Problem to solve
Will you print the material below without altering a single character?

■ ■ ■ ■ ■

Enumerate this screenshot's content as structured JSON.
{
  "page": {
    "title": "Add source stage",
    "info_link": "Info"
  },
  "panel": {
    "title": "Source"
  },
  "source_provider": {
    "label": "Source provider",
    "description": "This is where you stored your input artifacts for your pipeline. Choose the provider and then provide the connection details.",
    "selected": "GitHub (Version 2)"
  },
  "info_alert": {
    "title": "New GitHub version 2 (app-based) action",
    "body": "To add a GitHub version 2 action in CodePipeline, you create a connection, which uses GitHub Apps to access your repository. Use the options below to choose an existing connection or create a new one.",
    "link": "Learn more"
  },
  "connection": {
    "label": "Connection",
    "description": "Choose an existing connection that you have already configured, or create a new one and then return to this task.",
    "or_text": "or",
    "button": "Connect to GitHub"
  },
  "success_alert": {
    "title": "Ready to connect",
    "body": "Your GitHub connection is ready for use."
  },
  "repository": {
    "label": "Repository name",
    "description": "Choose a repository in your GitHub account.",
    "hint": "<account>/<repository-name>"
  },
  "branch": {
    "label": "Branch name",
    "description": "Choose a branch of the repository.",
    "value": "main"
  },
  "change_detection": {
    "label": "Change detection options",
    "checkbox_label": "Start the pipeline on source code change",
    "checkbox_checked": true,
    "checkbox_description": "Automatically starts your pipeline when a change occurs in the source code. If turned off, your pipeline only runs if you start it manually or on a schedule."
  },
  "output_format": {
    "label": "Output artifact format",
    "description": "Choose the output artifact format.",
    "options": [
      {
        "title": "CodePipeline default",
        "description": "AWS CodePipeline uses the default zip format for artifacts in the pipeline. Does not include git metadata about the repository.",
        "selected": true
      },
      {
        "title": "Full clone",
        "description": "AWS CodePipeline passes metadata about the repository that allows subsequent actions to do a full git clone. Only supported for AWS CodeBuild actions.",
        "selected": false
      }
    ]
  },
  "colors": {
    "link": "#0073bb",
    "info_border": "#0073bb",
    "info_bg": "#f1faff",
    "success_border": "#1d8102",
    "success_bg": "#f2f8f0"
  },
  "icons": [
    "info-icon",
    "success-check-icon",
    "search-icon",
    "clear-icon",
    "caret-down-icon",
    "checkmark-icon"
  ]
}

■ ■ ■ ■ ■

Solved exercise
Enumerate this screenshot's content as structured JSON.
{
  "page": {
    "title": "Add source stage",
    "info_link": "Info"
  },
  "panel": {
    "title": "Source"
  },
  "source_provider": {
    "label": "Source provider",
    "description": "This is where you stored your input artifacts for your pipeline. Choose the provider and then provide the connection details.",
    "selected": "GitHub (Version 2)"
  },
  "info_alert": {
    "title": "New GitHub version 2 (app-based) action",
    "body": "To add a GitHub version 2 action in CodePipeline, you create a connection, which uses GitHub Apps to access your repository. Use the options below to choose an existing connection or create a new one.",
    "link": "Learn more"
  },
  "connection": {
    "label": "Connection",
    "description": "Choose an existing connection that you have already configured, or create a new one and then return to this task.",
    "or_text": "or",
    "button": "Connect to GitHub"
  },
  "success_alert": {
    "title": "Ready to connect",
    "body": "Your GitHub connection is ready for use."
  },
  "repository": {
    "label": "Repository name",
    "description": "Choose a repository in your GitHub account.",
    "hint": "<account>/<repository-name>"
  },
  "branch": {
    "label": "Branch name",
    "description": "Choose a branch of the repository.",
    "value": "main"
  },
  "change_detection": {
    "label": "Change detection options",
    "checkbox_label": "Start the pipeline on source code change",
    "checkbox_checked": true,
    "checkbox_description": "Automatically starts your pipeline when a change occurs in the source code. If turned off, your pipeline only runs if you start it manually or on a schedule."
  },
  "output_format": {
    "label": "Output artifact format",
    "description": "Choose the output artifact format.",
    "options": [
      {
        "title": "CodePipeline default",
        "description": "AWS CodePipeline uses the default zip format for artifacts in the pipeline. Does not include git metadata about the repository.",
        "selected": true
      },
      {
        "title": "Full clone",
        "description": "AWS CodePipeline passes metadata about the repository that allows subsequent actions to do a full git clone. Only supported for AWS CodeBuild actions.",
        "selected": false
      }
    ]
  },
  "colors": {
    "link": "#0073bb",
    "info_border": "#0073bb",
    "info_bg": "#f1faff",
    "success_border": "#1d8102",
    "success_bg": "#f2f8f0"
  },
  "icons": [
    "info-icon",
    "success-check-icon",
    "search-icon",
    "clear-icon",
    "caret-down-icon",
    "checkmark-icon"
  ]
}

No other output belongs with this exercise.